## start Information supplied

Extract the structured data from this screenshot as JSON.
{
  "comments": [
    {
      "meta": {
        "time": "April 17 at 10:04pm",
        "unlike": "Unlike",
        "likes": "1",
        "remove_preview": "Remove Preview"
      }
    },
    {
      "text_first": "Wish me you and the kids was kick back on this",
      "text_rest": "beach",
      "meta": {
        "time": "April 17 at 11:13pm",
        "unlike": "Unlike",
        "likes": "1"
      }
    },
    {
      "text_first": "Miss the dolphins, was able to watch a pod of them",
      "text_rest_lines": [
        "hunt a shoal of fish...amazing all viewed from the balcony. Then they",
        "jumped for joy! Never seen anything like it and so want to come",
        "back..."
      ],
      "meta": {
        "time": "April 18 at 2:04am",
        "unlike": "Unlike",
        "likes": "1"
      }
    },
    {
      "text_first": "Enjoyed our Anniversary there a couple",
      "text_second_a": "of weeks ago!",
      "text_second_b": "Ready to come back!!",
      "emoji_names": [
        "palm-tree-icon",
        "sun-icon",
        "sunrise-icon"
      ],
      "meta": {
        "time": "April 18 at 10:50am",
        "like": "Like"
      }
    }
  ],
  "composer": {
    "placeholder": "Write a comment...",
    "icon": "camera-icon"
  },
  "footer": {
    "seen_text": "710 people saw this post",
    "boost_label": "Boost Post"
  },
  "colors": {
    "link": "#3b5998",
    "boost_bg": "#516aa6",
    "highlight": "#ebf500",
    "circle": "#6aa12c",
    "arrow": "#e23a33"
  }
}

## end Information supplied

From the records above, extract every line exactly as it stands.

Output
Extract the structured data from this screenshot as JSON.
{
  "comments": [
    {
      "meta": {
        "time": "April 17 at 10:04pm",
        "unlike": "Unlike",
        "likes": "1",
        "remove_preview": "Remove Preview"
      }
    },
    {
      "text_first": "Wish me you and the kids was kick back on this",
      "text_rest": "beach",
      "meta": {
        "time": "April 17 at 11:13pm",
        "unlike": "Unlike",
        "likes": "1"
      }
    },
    {
      "text_first": "Miss the dolphins, was able to watch a pod of them",
      "text_rest_lines": [
        "hunt a shoal of fish...amazing all viewed from the balcony. Then they",
        "jumped for joy! Never seen anything like it and so want to come",
        "back..."
      ],
      "meta": {
        "time": "April 18 at 2:04am",
        "unlike": "Unlike",
        "likes": "1"
      }
    },
    {
      "text_first": "Enjoyed our Anniversary there a couple",
      "text_second_a": "of weeks ago!",
      "text_second_b": "Ready to come back!!",
      "emoji_names": [
        "palm-tree-icon",
        "sun-icon",
        "sunrise-icon"
      ],
      "meta": {
        "time": "April 18 at 10:50am",
        "like": "Like"
      }
    }
  ],
  "composer": {
    "placeholder": "Write a comment...",
    "icon": "camera-icon"
  },
  "footer": {
    "seen_text": "710 people saw this post",
    "boost_label": "Boost Post"
  },
  "colors": {
    "link": "#3b5998",
    "boost_bg": "#516aa6",
    "highlight": "#ebf500",
    "circle": "#6aa12c",
    "arrow": "#e23a33"
  }
}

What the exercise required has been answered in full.